*Records provided*.
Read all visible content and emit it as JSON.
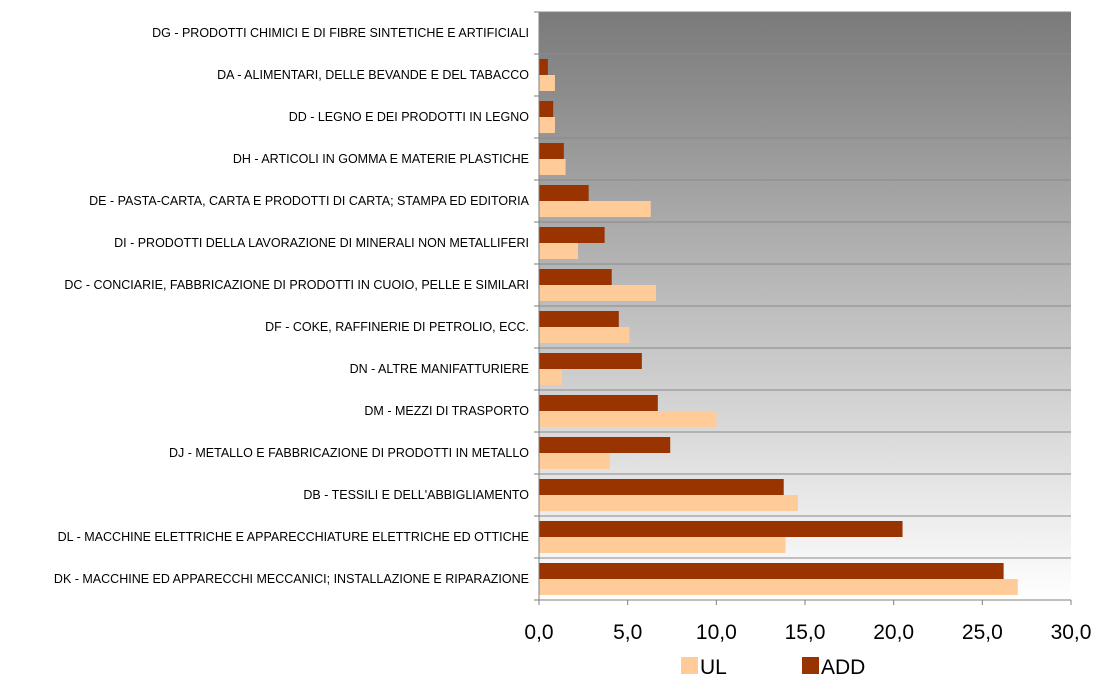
{
  "chart_data": {
    "type": "bar",
    "orientation": "horizontal",
    "title": "",
    "xlabel": "",
    "ylabel": "",
    "xlim": [
      0,
      30
    ],
    "x_ticks": [
      "0,0",
      "5,0",
      "10,0",
      "15,0",
      "20,0",
      "25,0",
      "30,0"
    ],
    "grid": "horizontal category gridlines",
    "legend_position": "bottom",
    "categories": [
      "DG - PRODOTTI CHIMICI E DI FIBRE SINTETICHE E ARTIFICIALI",
      "DA - ALIMENTARI, DELLE BEVANDE E DEL TABACCO",
      "DD - LEGNO E DEI PRODOTTI IN LEGNO",
      "DH - ARTICOLI IN GOMMA E MATERIE PLASTICHE",
      "DE - PASTA-CARTA, CARTA E PRODOTTI DI CARTA; STAMPA ED EDITORIA",
      "DI - PRODOTTI DELLA LAVORAZIONE DI MINERALI NON METALLIFERI",
      "DC - CONCIARIE, FABBRICAZIONE DI PRODOTTI IN CUOIO, PELLE E SIMILARI",
      "DF - COKE, RAFFINERIE DI PETROLIO, ECC.",
      "DN - ALTRE MANIFATTURIERE",
      "DM - MEZZI DI TRASPORTO",
      "DJ - METALLO E FABBRICAZIONE DI PRODOTTI IN METALLO",
      "DB - TESSILI E DELL'ABBIGLIAMENTO",
      "DL - MACCHINE ELETTRICHE E APPARECCHIATURE ELETTRICHE ED OTTICHE",
      "DK - MACCHINE ED APPARECCHI MECCANICI; INSTALLAZIONE E RIPARAZIONE"
    ],
    "series": [
      {
        "name": "UL",
        "color": "#FFCC99",
        "values": [
          0.0,
          0.9,
          0.9,
          1.5,
          6.3,
          2.2,
          6.6,
          5.1,
          1.3,
          10.0,
          4.0,
          14.6,
          13.9,
          27.0
        ]
      },
      {
        "name": "ADD",
        "color": "#993300",
        "values": [
          0.0,
          0.5,
          0.8,
          1.4,
          2.8,
          3.7,
          4.1,
          4.5,
          5.8,
          6.7,
          7.4,
          13.8,
          20.5,
          26.2
        ]
      }
    ],
    "plot_background": "gradient dark gray (top) to white (bottom)"
  }
}
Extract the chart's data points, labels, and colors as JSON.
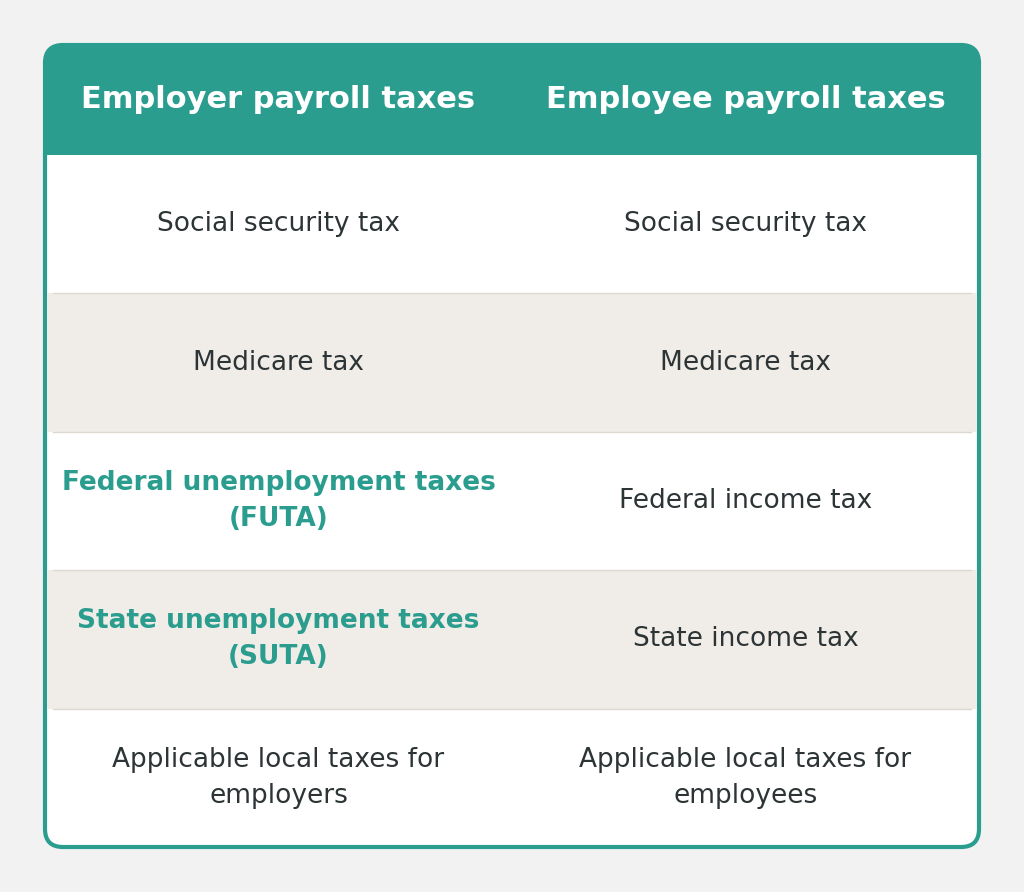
{
  "header_bg_color": "#2a9d8f",
  "header_text_color": "#ffffff",
  "header_left": "Employer payroll taxes",
  "header_right": "Employee payroll taxes",
  "header_fontsize": 22,
  "row_bg_white": "#ffffff",
  "row_bg_light": "#f0ece7",
  "teal_text_color": "#2a9d8f",
  "dark_text_color": "#2d3436",
  "body_fontsize": 19,
  "outer_bg": "#f5f5f5",
  "border_color": "#2a9d8f",
  "fig_bg": "#f0f0f0",
  "rows": [
    {
      "left": "Social security tax",
      "right": "Social security tax",
      "left_bold": false,
      "right_bold": false,
      "left_color": "#2d3436",
      "right_color": "#2d3436",
      "bg": "#ffffff"
    },
    {
      "left": "Medicare tax",
      "right": "Medicare tax",
      "left_bold": false,
      "right_bold": false,
      "left_color": "#2d3436",
      "right_color": "#2d3436",
      "bg": "#f0ece7"
    },
    {
      "left": "Federal unemployment taxes\n(FUTA)",
      "right": "Federal income tax",
      "left_bold": true,
      "right_bold": false,
      "left_color": "#2a9d8f",
      "right_color": "#2d3436",
      "bg": "#ffffff"
    },
    {
      "left": "State unemployment taxes\n(SUTA)",
      "right": "State income tax",
      "left_bold": true,
      "right_bold": false,
      "left_color": "#2a9d8f",
      "right_color": "#2d3436",
      "bg": "#f0ece7"
    },
    {
      "left": "Applicable local taxes for\nemployers",
      "right": "Applicable local taxes for\nemployees",
      "left_bold": false,
      "right_bold": false,
      "left_color": "#2d3436",
      "right_color": "#2d3436",
      "bg": "#ffffff"
    }
  ]
}
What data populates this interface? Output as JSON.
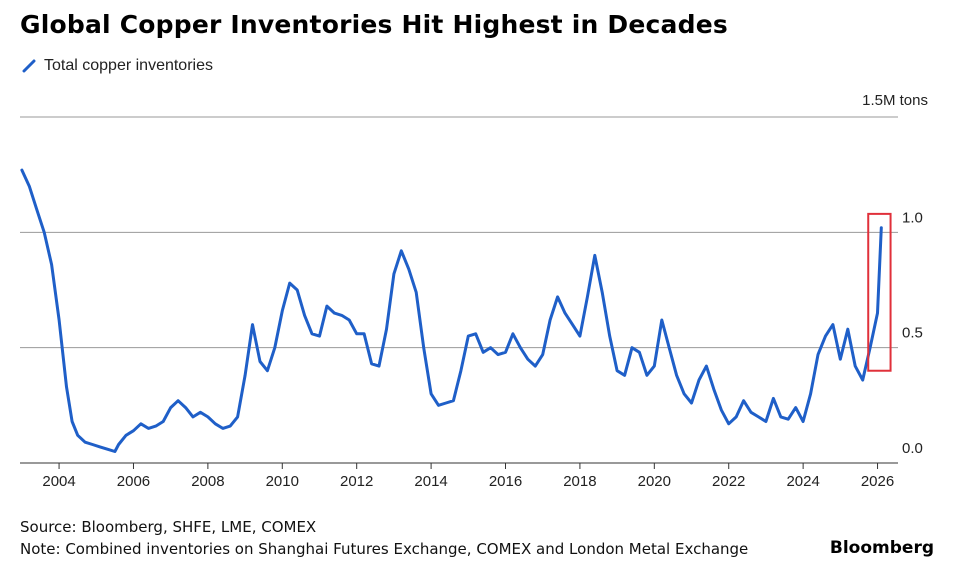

*Written request*.
Make a word-for-word copy of the entries, without any pictures.

*Response to the exercise*.
Read all visible content and emit it as JSON.
{
  "chart_data": {
    "type": "bar",
    "orientation": "horizontal",
    "title": "",
    "xlabel": "",
    "ylabel": "",
    "xlim": [
      0,
      30
    ],
    "x_ticks": [
      "0,0",
      "5,0",
      "10,0",
      "15,0",
      "20,0",
      "25,0",
      "30,0"
    ],
    "grid": "horizontal category gridlines",
    "legend_position": "bottom",
    "categories": [
      "DG - PRODOTTI CHIMICI E DI FIBRE SINTETICHE E ARTIFICIALI",
      "DA - ALIMENTARI, DELLE BEVANDE E DEL TABACCO",
      "DD - LEGNO E DEI PRODOTTI IN LEGNO",
      "DH - ARTICOLI IN GOMMA E MATERIE PLASTICHE",
      "DE - PASTA-CARTA, CARTA E PRODOTTI DI CARTA; STAMPA ED EDITORIA",
      "DI - PRODOTTI DELLA LAVORAZIONE DI MINERALI NON METALLIFERI",
      "DC - CONCIARIE, FABBRICAZIONE DI PRODOTTI IN CUOIO, PELLE E SIMILARI",
      "DF - COKE, RAFFINERIE DI PETROLIO, ECC.",
      "DN - ALTRE MANIFATTURIERE",
      "DM - MEZZI DI TRASPORTO",
      "DJ - METALLO E FABBRICAZIONE DI PRODOTTI IN METALLO",
      "DB - TESSILI E DELL'ABBIGLIAMENTO",
      "DL - MACCHINE ELETTRICHE E APPARECCHIATURE ELETTRICHE ED OTTICHE",
      "DK - MACCHINE ED APPARECCHI MECCANICI; INSTALLAZIONE E RIPARAZIONE"
    ],
    "series": [
      {
        "name": "UL",
        "color": "#FFCC99",
        "values": [
          0.0,
          0.9,
          0.9,
          1.5,
          6.3,
          2.2,
          6.6,
          5.1,
          1.3,
          10.0,
          4.0,
          14.6,
          13.9,
          27.0
        ]
      },
      {
        "name": "ADD",
        "color": "#993300",
        "values": [
          0.0,
          0.5,
          0.8,
          1.4,
          2.8,
          3.7,
          4.1,
          4.5,
          5.8,
          6.7,
          7.4,
          13.8,
          20.5,
          26.2
        ]
      }
    ],
    "plot_background": "gradient dark gray (top) to white (bottom)"
  }
}
Extract the chart's data points, labels, and colors as JSON.
{
  "header_bg_color": "#2a9d8f",
  "header_text_color": "#ffffff",
  "header_left": "Employer payroll taxes",
  "header_right": "Employee payroll taxes",
  "header_fontsize": 22,
  "row_bg_white": "#ffffff",
  "row_bg_light": "#f0ece7",
  "teal_text_color": "#2a9d8f",
  "dark_text_color": "#2d3436",
  "body_fontsize": 19,
  "outer_bg": "#f5f5f5",
  "border_color": "#2a9d8f",
  "fig_bg": "#f0f0f0",
  "rows": [
    {
      "left": "Social security tax",
      "right": "Social security tax",
      "left_bold": false,
      "right_bold": false,
      "left_color": "#2d3436",
      "right_color": "#2d3436",
      "bg": "#ffffff"
    },
    {
      "left": "Medicare tax",
      "right": "Medicare tax",
      "left_bold": false,
      "right_bold": false,
      "left_color": "#2d3436",
      "right_color": "#2d3436",
      "bg": "#f0ece7"
    },
    {
      "left": "Federal unemployment taxes\n(FUTA)",
      "right": "Federal income tax",
      "left_bold": true,
      "right_bold": false,
      "left_color": "#2a9d8f",
      "right_color": "#2d3436",
      "bg": "#ffffff"
    },
    {
      "left": "State unemployment taxes\n(SUTA)",
      "right": "State income tax",
      "left_bold": true,
      "right_bold": false,
      "left_color": "#2a9d8f",
      "right_color": "#2d3436",
      "bg": "#f0ece7"
    },
    {
      "left": "Applicable local taxes for\nemployers",
      "right": "Applicable local taxes for\nemployees",
      "left_bold": false,
      "right_bold": false,
      "left_color": "#2d3436",
      "right_color": "#2d3436",
      "bg": "#ffffff"
    }
  ]
}
What data populates this interface? Output as JSON.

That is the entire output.